● Data rows
==*==

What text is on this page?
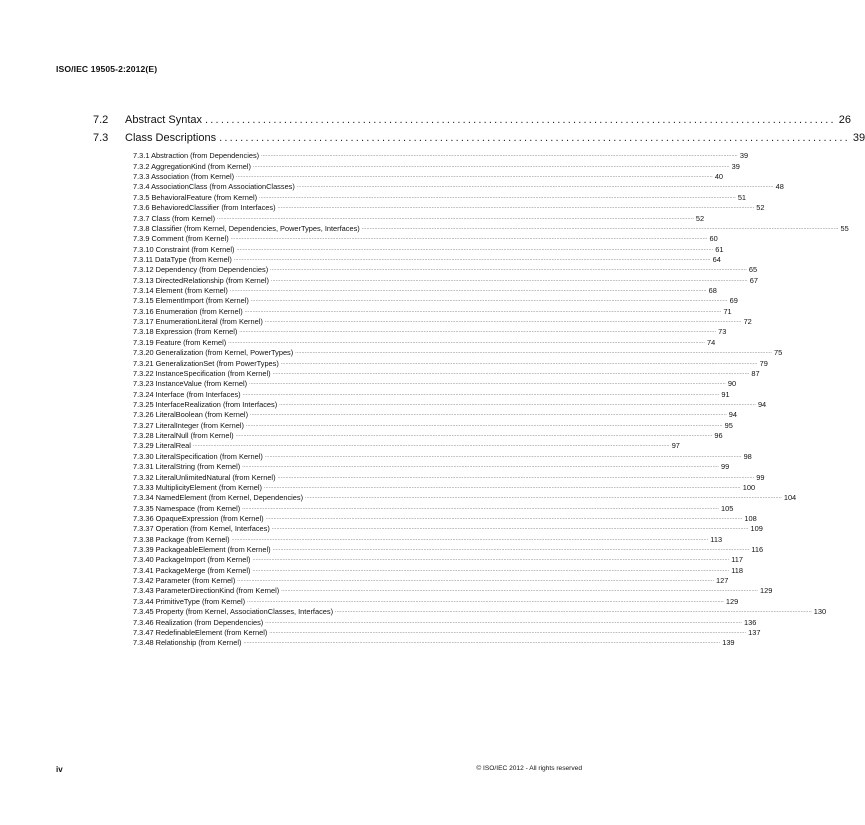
ISO/IEC 19505-2:2012(E)
7.2	Abstract Syntax ........................................................................................................................ 26
7.3	Class Descriptions ........................................................................................................................ 39
7.3.1 Abstraction (from Dependencies) ............................................................................................................................................................................................................................................................................................................ 39
7.3.2 AggregationKind (from Kernel) ............................................................................................................................................................................................................................................................................................................ 39
7.3.3 Association (from Kernel) ............................................................................................................................................................................................................................................................................................................ 40
7.3.4 AssociationClass (from AssociationClasses) ............................................................................................................................................................................................................................................................................................................ 48
7.3.5 BehavioralFeature (from Kernel) ............................................................................................................................................................................................................................................................................................................ 51
7.3.6 BehavioredClassifier (from Interfaces) ............................................................................................................................................................................................................................................................................................................ 52
7.3.7 Class (from Kernel) ............................................................................................................................................................................................................................................................................................................ 52
7.3.8 Classifier (from Kernel, Dependencies, PowerTypes, Interfaces) ............................................................................................................................................................................................................................................................................................................ 55
7.3.9 Comment (from Kernel) ............................................................................................................................................................................................................................................................................................................ 60
7.3.10 Constraint (from Kernel) ............................................................................................................................................................................................................................................................................................................ 61
7.3.11 DataType (from Kernel) ............................................................................................................................................................................................................................................................................................................ 64
7.3.12 Dependency (from Dependencies) ............................................................................................................................................................................................................................................................................................................ 65
7.3.13 DirectedRelationship (from Kernel) ............................................................................................................................................................................................................................................................................................................ 67
7.3.14 Element (from Kernel) ............................................................................................................................................................................................................................................................................................................ 68
7.3.15 ElementImport (from Kernel) ............................................................................................................................................................................................................................................................................................................ 69
7.3.16 Enumeration (from Kernel) ............................................................................................................................................................................................................................................................................................................ 71
7.3.17 EnumerationLiteral (from Kernel) ............................................................................................................................................................................................................................................................................................................ 72
7.3.18 Expression (from Kernel) ............................................................................................................................................................................................................................................................................................................ 73
7.3.19 Feature (from Kernel) ............................................................................................................................................................................................................................................................................................................ 74
7.3.20 Generalization (from Kernel, PowerTypes) ............................................................................................................................................................................................................................................................................................................ 75
7.3.21 GeneralizationSet (from PowerTypes) ............................................................................................................................................................................................................................................................................................................ 79
7.3.22 InstanceSpecification (from Kernel) ............................................................................................................................................................................................................................................................................................................ 87
7.3.23 InstanceValue (from Kernel) ............................................................................................................................................................................................................................................................................................................ 90
7.3.24 Interface (from Interfaces) ............................................................................................................................................................................................................................................................................................................ 91
7.3.25 InterfaceRealization (from Interfaces) ............................................................................................................................................................................................................................................................................................................ 94
7.3.26 LiteralBoolean (from Kernel) ............................................................................................................................................................................................................................................................................................................ 94
7.3.27 LiteralInteger (from Kernel) ............................................................................................................................................................................................................................................................................................................ 95
7.3.28 LiteralNull (from Kernel) ............................................................................................................................................................................................................................................................................................................ 96
7.3.29 LiteralReal ............................................................................................................................................................................................................................................................................................................ 97
7.3.30 LiteralSpecification (from Kernel) ............................................................................................................................................................................................................................................................................................................ 98
7.3.31 LiteralString (from Kernel) ............................................................................................................................................................................................................................................................................................................ 99
7.3.32 LiteralUnlimitedNatural (from Kernel) ............................................................................................................................................................................................................................................................................................................ 99
7.3.33 MultiplicityElement (from Kernel) ............................................................................................................................................................................................................................................................................................................ 100
7.3.34 NamedElement (from Kernel, Dependencies) ............................................................................................................................................................................................................................................................................................................ 104
7.3.35 Namespace (from Kernel) ............................................................................................................................................................................................................................................................................................................ 105
7.3.36 OpaqueExpression (from Kernel) ............................................................................................................................................................................................................................................................................................................ 108
7.3.37 Operation (from Kernel, Interfaces) ............................................................................................................................................................................................................................................................................................................ 109
7.3.38 Package (from Kernel) ............................................................................................................................................................................................................................................................................................................ 113
7.3.39 PackageableElement (from Kernel) ............................................................................................................................................................................................................................................................................................................ 116
7.3.40 PackageImport (from Kernel) ............................................................................................................................................................................................................................................................................................................ 117
7.3.41 PackageMerge (from Kernel) ............................................................................................................................................................................................................................................................................................................ 118
7.3.42 Parameter (from Kernel) ............................................................................................................................................................................................................................................................................................................ 127
7.3.43 ParameterDirectionKind (from Kernel) ............................................................................................................................................................................................................................................................................................................ 129
7.3.44 PrimitiveType (from Kernel) ............................................................................................................................................................................................................................................................................................................ 129
7.3.45 Property (from Kernel, AssociationClasses, Interfaces) ............................................................................................................................................................................................................................................................................................................ 130
7.3.46 Realization (from Dependencies) ............................................................................................................................................................................................................................................................................................................ 136
7.3.47 RedefinableElement (from Kernel) ............................................................................................................................................................................................................................................................................................................ 137
7.3.48 Relationship (from Kernel) ............................................................................................................................................................................................................................................................................................................ 139
iv	© ISO/IEC 2012 - All rights reserved
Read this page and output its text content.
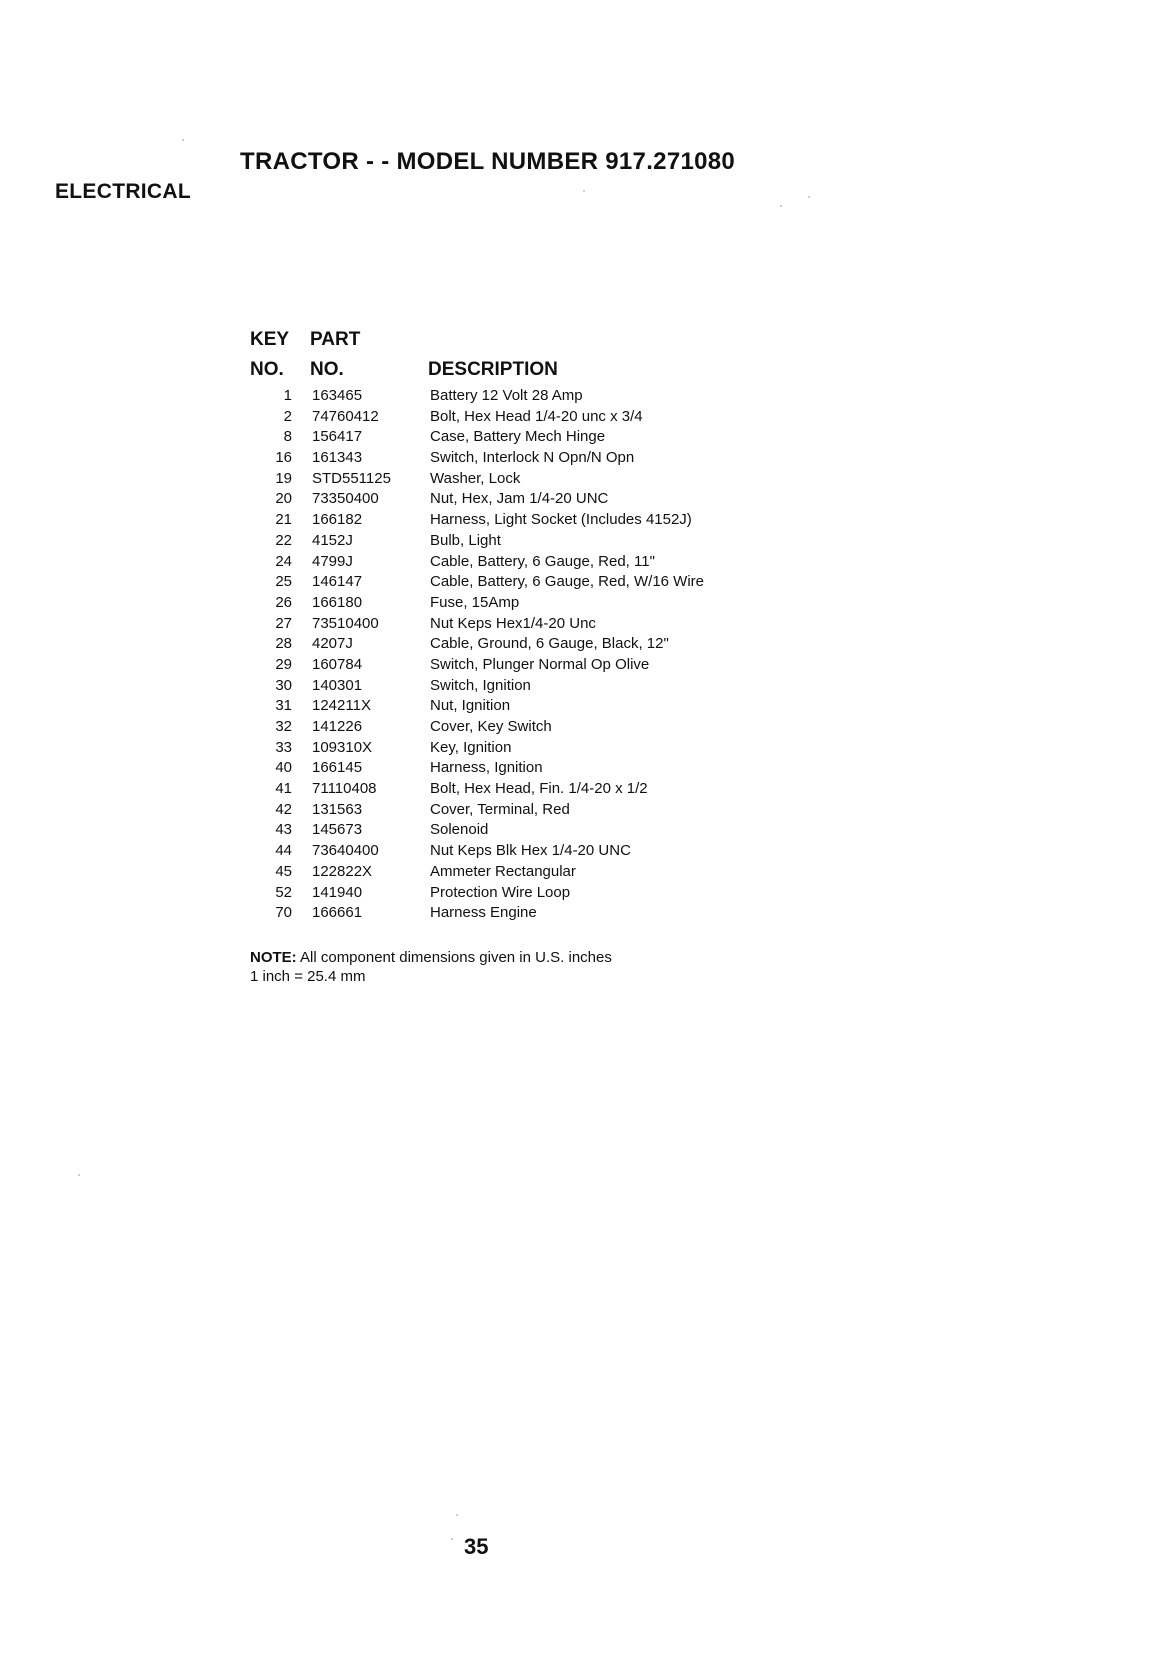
TRACTOR - - MODEL NUMBER 917.271080
ELECTRICAL
KEY
NO.
PART
NO.	DESCRIPTION
1 163465	Battery 12 Volt 28 Amp
2 74760412	Bolt, Hex Head 1/4-20 unc x 3/4
8 156417	Case, Battery Mech Hinge
16 161343	Switch, Interlock N Opn/N Opn
19 STD551125	Washer, Lock
20 73350400	Nut, Hex, Jam 1/4-20 UNC
21 166182	Harness, Light Socket (Includes 4152J)
22 4152J	Bulb, Light
24 4799J	Cable, Battery, 6 Gauge, Red, 11"
25 146147	Cable, Battery, 6 Gauge, Red, W/16 Wire
26 166180	Fuse, 15Amp
27 73510400	Nut Keps Hex1/4-20 Unc
28 4207J	Cable, Ground, 6 Gauge, Black, 12"
29 160784	Switch, Plunger Normal Op Olive
30 140301	Switch, Ignition
31 124211X	Nut, Ignition
32 141226	Cover, Key Switch
33 109310X	Key, Ignition
40 166145	Harness, Ignition
41 71110408	Bolt, Hex Head, Fin. 1/4-20 x 1/2
42 131563	Cover, Terminal, Red
43 145673	Solenoid
44 73640400	Nut Keps Blk Hex 1/4-20 UNC
45 122822X	Ammeter Rectangular
52 141940	Protection Wire Loop
70 166661	Harness Engine
NOTE: All component dimensions given in U.S. inches
1 inch = 25.4 mm
35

==*==

● Instructions for the task
Every line of the material is to be quoted exactly, with no pictures carried over.

● Written solution
What text is on this page?
ISO/IEC 19505-2:2012(E)
7.2	Abstract Syntax ........................................................................................................................ 26
7.3	Class Descriptions ........................................................................................................................ 39
7.3.1 Abstraction (from Dependencies) ............................................................................................................................................................................................................................................................................................................ 39
7.3.2 AggregationKind (from Kernel) ............................................................................................................................................................................................................................................................................................................ 39
7.3.3 Association (from Kernel) ............................................................................................................................................................................................................................................................................................................ 40
7.3.4 AssociationClass (from AssociationClasses) ............................................................................................................................................................................................................................................................................................................ 48
7.3.5 BehavioralFeature (from Kernel) ............................................................................................................................................................................................................................................................................................................ 51
7.3.6 BehavioredClassifier (from Interfaces) ............................................................................................................................................................................................................................................................................................................ 52
7.3.7 Class (from Kernel) ............................................................................................................................................................................................................................................................................................................ 52
7.3.8 Classifier (from Kernel, Dependencies, PowerTypes, Interfaces) ............................................................................................................................................................................................................................................................................................................ 55
7.3.9 Comment (from Kernel) ............................................................................................................................................................................................................................................................................................................ 60
7.3.10 Constraint (from Kernel) ............................................................................................................................................................................................................................................................................................................ 61
7.3.11 DataType (from Kernel) ............................................................................................................................................................................................................................................................................................................ 64
7.3.12 Dependency (from Dependencies) ............................................................................................................................................................................................................................................................................................................ 65
7.3.13 DirectedRelationship (from Kernel) ............................................................................................................................................................................................................................................................................................................ 67
7.3.14 Element (from Kernel) ............................................................................................................................................................................................................................................................................................................ 68
7.3.15 ElementImport (from Kernel) ............................................................................................................................................................................................................................................................................................................ 69
7.3.16 Enumeration (from Kernel) ............................................................................................................................................................................................................................................................................................................ 71
7.3.17 EnumerationLiteral (from Kernel) ............................................................................................................................................................................................................................................................................................................ 72
7.3.18 Expression (from Kernel) ............................................................................................................................................................................................................................................................................................................ 73
7.3.19 Feature (from Kernel) ............................................................................................................................................................................................................................................................................................................ 74
7.3.20 Generalization (from Kernel, PowerTypes) ............................................................................................................................................................................................................................................................................................................ 75
7.3.21 GeneralizationSet (from PowerTypes) ............................................................................................................................................................................................................................................................................................................ 79
7.3.22 InstanceSpecification (from Kernel) ............................................................................................................................................................................................................................................................................................................ 87
7.3.23 InstanceValue (from Kernel) ............................................................................................................................................................................................................................................................................................................ 90
7.3.24 Interface (from Interfaces) ............................................................................................................................................................................................................................................................................................................ 91
7.3.25 InterfaceRealization (from Interfaces) ............................................................................................................................................................................................................................................................................................................ 94
7.3.26 LiteralBoolean (from Kernel) ............................................................................................................................................................................................................................................................................................................ 94
7.3.27 LiteralInteger (from Kernel) ............................................................................................................................................................................................................................................................................................................ 95
7.3.28 LiteralNull (from Kernel) ............................................................................................................................................................................................................................................................................................................ 96
7.3.29 LiteralReal ............................................................................................................................................................................................................................................................................................................ 97
7.3.30 LiteralSpecification (from Kernel) ............................................................................................................................................................................................................................................................................................................ 98
7.3.31 LiteralString (from Kernel) ............................................................................................................................................................................................................................................................................................................ 99
7.3.32 LiteralUnlimitedNatural (from Kernel) ............................................................................................................................................................................................................................................................................................................ 99
7.3.33 MultiplicityElement (from Kernel) ............................................................................................................................................................................................................................................................................................................ 100
7.3.34 NamedElement (from Kernel, Dependencies) ............................................................................................................................................................................................................................................................................................................ 104
7.3.35 Namespace (from Kernel) ............................................................................................................................................................................................................................................................................................................ 105
7.3.36 OpaqueExpression (from Kernel) ............................................................................................................................................................................................................................................................................................................ 108
7.3.37 Operation (from Kernel, Interfaces) ............................................................................................................................................................................................................................................................................................................ 109
7.3.38 Package (from Kernel) ............................................................................................................................................................................................................................................................................................................ 113
7.3.39 PackageableElement (from Kernel) ............................................................................................................................................................................................................................................................................................................ 116
7.3.40 PackageImport (from Kernel) ............................................................................................................................................................................................................................................................................................................ 117
7.3.41 PackageMerge (from Kernel) ............................................................................................................................................................................................................................................................................................................ 118
7.3.42 Parameter (from Kernel) ............................................................................................................................................................................................................................................................................................................ 127
7.3.43 ParameterDirectionKind (from Kernel) ............................................................................................................................................................................................................................................................................................................ 129
7.3.44 PrimitiveType (from Kernel) ............................................................................................................................................................................................................................................................................................................ 129
7.3.45 Property (from Kernel, AssociationClasses, Interfaces) ............................................................................................................................................................................................................................................................................................................ 130
7.3.46 Realization (from Dependencies) ............................................................................................................................................................................................................................................................................................................ 136
7.3.47 RedefinableElement (from Kernel) ............................................................................................................................................................................................................................................................................................................ 137
7.3.48 Relationship (from Kernel) ............................................................................................................................................................................................................................................................................................................ 139
iv	© ISO/IEC 2012 - All rights reserved
Read this page and output its text content.
TRACTOR - - MODEL NUMBER 917.271080
ELECTRICAL
KEY
NO.
PART
NO.	DESCRIPTION
1 163465	Battery 12 Volt 28 Amp
2 74760412	Bolt, Hex Head 1/4-20 unc x 3/4
8 156417	Case, Battery Mech Hinge
16 161343	Switch, Interlock N Opn/N Opn
19 STD551125	Washer, Lock
20 73350400	Nut, Hex, Jam 1/4-20 UNC
21 166182	Harness, Light Socket (Includes 4152J)
22 4152J	Bulb, Light
24 4799J	Cable, Battery, 6 Gauge, Red, 11"
25 146147	Cable, Battery, 6 Gauge, Red, W/16 Wire
26 166180	Fuse, 15Amp
27 73510400	Nut Keps Hex1/4-20 Unc
28 4207J	Cable, Ground, 6 Gauge, Black, 12"
29 160784	Switch, Plunger Normal Op Olive
30 140301	Switch, Ignition
31 124211X	Nut, Ignition
32 141226	Cover, Key Switch
33 109310X	Key, Ignition
40 166145	Harness, Ignition
41 71110408	Bolt, Hex Head, Fin. 1/4-20 x 1/2
42 131563	Cover, Terminal, Red
43 145673	Solenoid
44 73640400	Nut Keps Blk Hex 1/4-20 UNC
45 122822X	Ammeter Rectangular
52 141940	Protection Wire Loop
70 166661	Harness Engine
NOTE: All component dimensions given in U.S. inches
1 inch = 25.4 mm
35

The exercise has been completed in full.